--- begin ---

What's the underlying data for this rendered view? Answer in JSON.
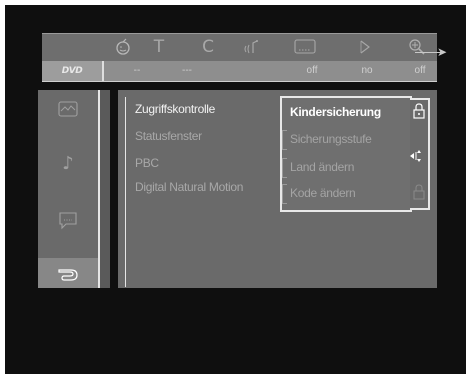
{
  "toolbar": {
    "icons": [
      "face-icon",
      "text-icon",
      "clock-icon",
      "voice-icon",
      "subtitle-icon",
      "angle-icon",
      "zoom-icon"
    ],
    "glyph_t": "T",
    "glyph_c": "C"
  },
  "status": {
    "disc_logo": "DVD",
    "values": [
      "--",
      "---",
      "off",
      "no",
      "off"
    ]
  },
  "sidebar": {
    "items": [
      "picture-icon",
      "music-note-icon",
      "speech-bubble-icon",
      "hand-pointer-icon"
    ],
    "selected": "hand-pointer-icon"
  },
  "menu": {
    "items": [
      "Zugriffskontrolle",
      "Statusfenster",
      "PBC",
      "Digital Natural Motion"
    ],
    "active": "Zugriffskontrolle"
  },
  "submenu": {
    "items": [
      "Kindersicherung",
      "Sicherungsstufe",
      "Land ändern",
      "Kode ändern"
    ],
    "selected": "Kindersicherung"
  },
  "colors": {
    "screen_bg": "#0f0f0f",
    "panel": "#6a6a6a",
    "highlight": "#ffffff"
  }
}
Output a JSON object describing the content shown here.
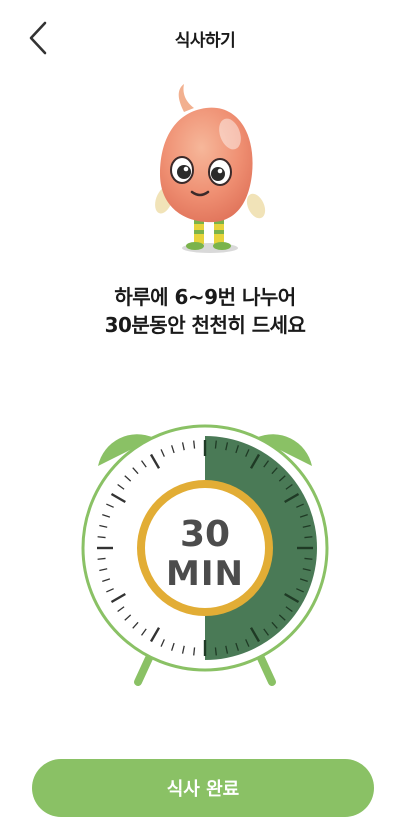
{
  "header": {
    "title": "식사하기",
    "back_icon": "chevron-left-icon"
  },
  "mascot": {
    "icon": "bean-character-mascot"
  },
  "message": {
    "line1": "하루에 6~9번 나누어",
    "line2": "30분동안 천천히 드세요"
  },
  "timer": {
    "value": "30",
    "unit": "MIN",
    "progress_fraction": 0.5,
    "colors": {
      "accent_green": "#8ac165",
      "dark_green": "#4a7a56",
      "ring_gold": "#e2ad35"
    }
  },
  "footer": {
    "complete_label": "식사 완료"
  }
}
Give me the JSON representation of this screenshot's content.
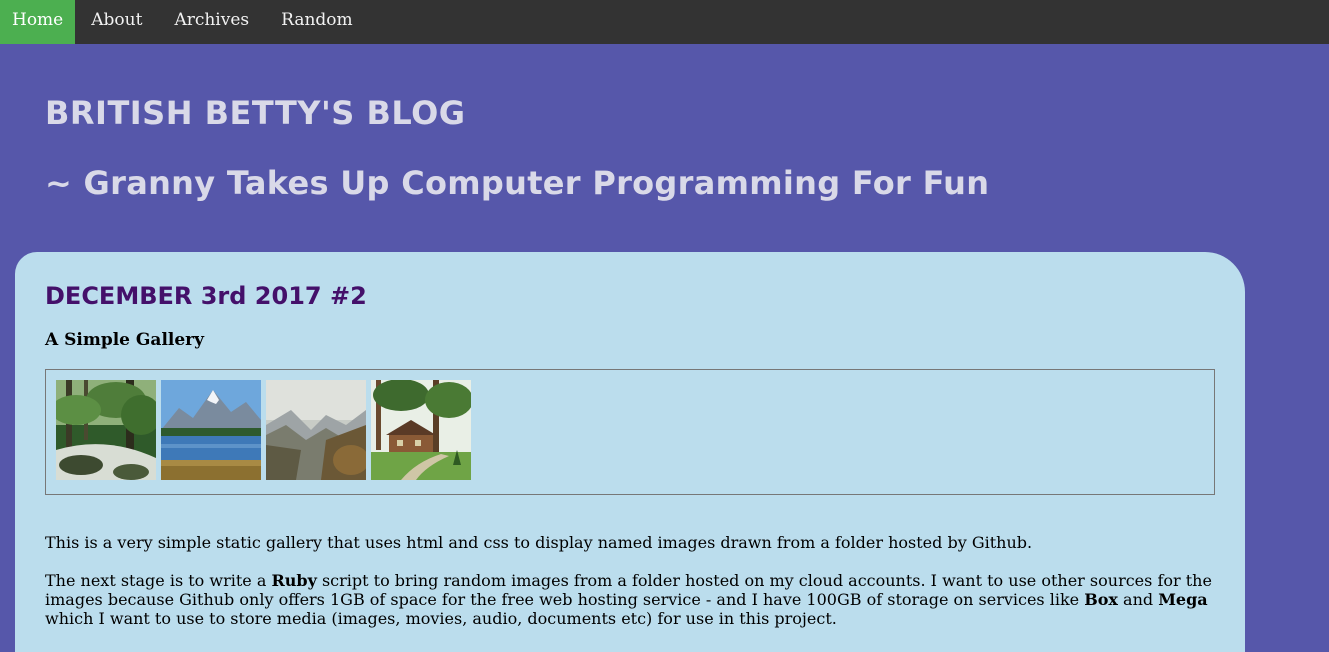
{
  "nav": {
    "items": [
      {
        "label": "Home",
        "active": true
      },
      {
        "label": "About",
        "active": false
      },
      {
        "label": "Archives",
        "active": false
      },
      {
        "label": "Random",
        "active": false
      }
    ]
  },
  "header": {
    "title": "BRITISH BETTY'S BLOG",
    "tagline": "~ Granny Takes Up Computer Programming For Fun"
  },
  "post": {
    "date": "DECEMBER 3rd 2017 #2",
    "subtitle": "A Simple Gallery",
    "gallery": [
      {
        "name": "forest-stream"
      },
      {
        "name": "mountain-lake"
      },
      {
        "name": "mountain-valley"
      },
      {
        "name": "log-cabin"
      }
    ],
    "para1": "This is a very simple static gallery that uses html and css to display named images drawn from a folder hosted by Github.",
    "para2": {
      "a": "The next stage is to write a ",
      "b1": "Ruby",
      "c": " script to bring random images from a folder hosted on my cloud accounts. I want to use other sources for the images because Github only offers 1GB of space for the free web hosting service - and I have 100GB of storage on services like ",
      "b2": "Box",
      "d": " and ",
      "b3": "Mega",
      "e": " which I want to use to store media (images, movies, audio, documents etc) for use in this project."
    }
  },
  "colors": {
    "nav_bg": "#333333",
    "nav_active": "#4caf50",
    "page_bg": "#5657aa",
    "card_bg": "#bbdded",
    "date_color": "#44106a"
  }
}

--- end ---

** OBJECTIVE **
Quote every record above exactly, omitting any pictures they contain.

** THE ANSWER **
What's the underlying data for this rendered view? Answer in JSON.
{
  "toolbar": {
    "icons": [
      "face-icon",
      "text-icon",
      "clock-icon",
      "voice-icon",
      "subtitle-icon",
      "angle-icon",
      "zoom-icon"
    ],
    "glyph_t": "T",
    "glyph_c": "C"
  },
  "status": {
    "disc_logo": "DVD",
    "values": [
      "--",
      "---",
      "off",
      "no",
      "off"
    ]
  },
  "sidebar": {
    "items": [
      "picture-icon",
      "music-note-icon",
      "speech-bubble-icon",
      "hand-pointer-icon"
    ],
    "selected": "hand-pointer-icon"
  },
  "menu": {
    "items": [
      "Zugriffskontrolle",
      "Statusfenster",
      "PBC",
      "Digital Natural Motion"
    ],
    "active": "Zugriffskontrolle"
  },
  "submenu": {
    "items": [
      "Kindersicherung",
      "Sicherungsstufe",
      "Land ändern",
      "Kode ändern"
    ],
    "selected": "Kindersicherung"
  },
  "colors": {
    "screen_bg": "#0f0f0f",
    "panel": "#6a6a6a",
    "highlight": "#ffffff"
  }
}
Output a JSON object describing the content shown here.
{
  "header": {
    "title": "식사하기",
    "back_icon": "chevron-left-icon"
  },
  "mascot": {
    "icon": "bean-character-mascot"
  },
  "message": {
    "line1": "하루에 6~9번 나누어",
    "line2": "30분동안 천천히 드세요"
  },
  "timer": {
    "value": "30",
    "unit": "MIN",
    "progress_fraction": 0.5,
    "colors": {
      "accent_green": "#8ac165",
      "dark_green": "#4a7a56",
      "ring_gold": "#e2ad35"
    }
  },
  "footer": {
    "complete_label": "식사 완료"
  }
}
Give me the JSON representation of this screenshot's content.
{
  "nav": {
    "items": [
      {
        "label": "Home",
        "active": true
      },
      {
        "label": "About",
        "active": false
      },
      {
        "label": "Archives",
        "active": false
      },
      {
        "label": "Random",
        "active": false
      }
    ]
  },
  "header": {
    "title": "BRITISH BETTY'S BLOG",
    "tagline": "~ Granny Takes Up Computer Programming For Fun"
  },
  "post": {
    "date": "DECEMBER 3rd 2017 #2",
    "subtitle": "A Simple Gallery",
    "gallery": [
      {
        "name": "forest-stream"
      },
      {
        "name": "mountain-lake"
      },
      {
        "name": "mountain-valley"
      },
      {
        "name": "log-cabin"
      }
    ],
    "para1": "This is a very simple static gallery that uses html and css to display named images drawn from a folder hosted by Github.",
    "para2": {
      "a": "The next stage is to write a ",
      "b1": "Ruby",
      "c": " script to bring random images from a folder hosted on my cloud accounts. I want to use other sources for the images because Github only offers 1GB of space for the free web hosting service - and I have 100GB of storage on services like ",
      "b2": "Box",
      "d": " and ",
      "b3": "Mega",
      "e": " which I want to use to store media (images, movies, audio, documents etc) for use in this project."
    }
  },
  "colors": {
    "nav_bg": "#333333",
    "nav_active": "#4caf50",
    "page_bg": "#5657aa",
    "card_bg": "#bbdded",
    "date_color": "#44106a"
  }
}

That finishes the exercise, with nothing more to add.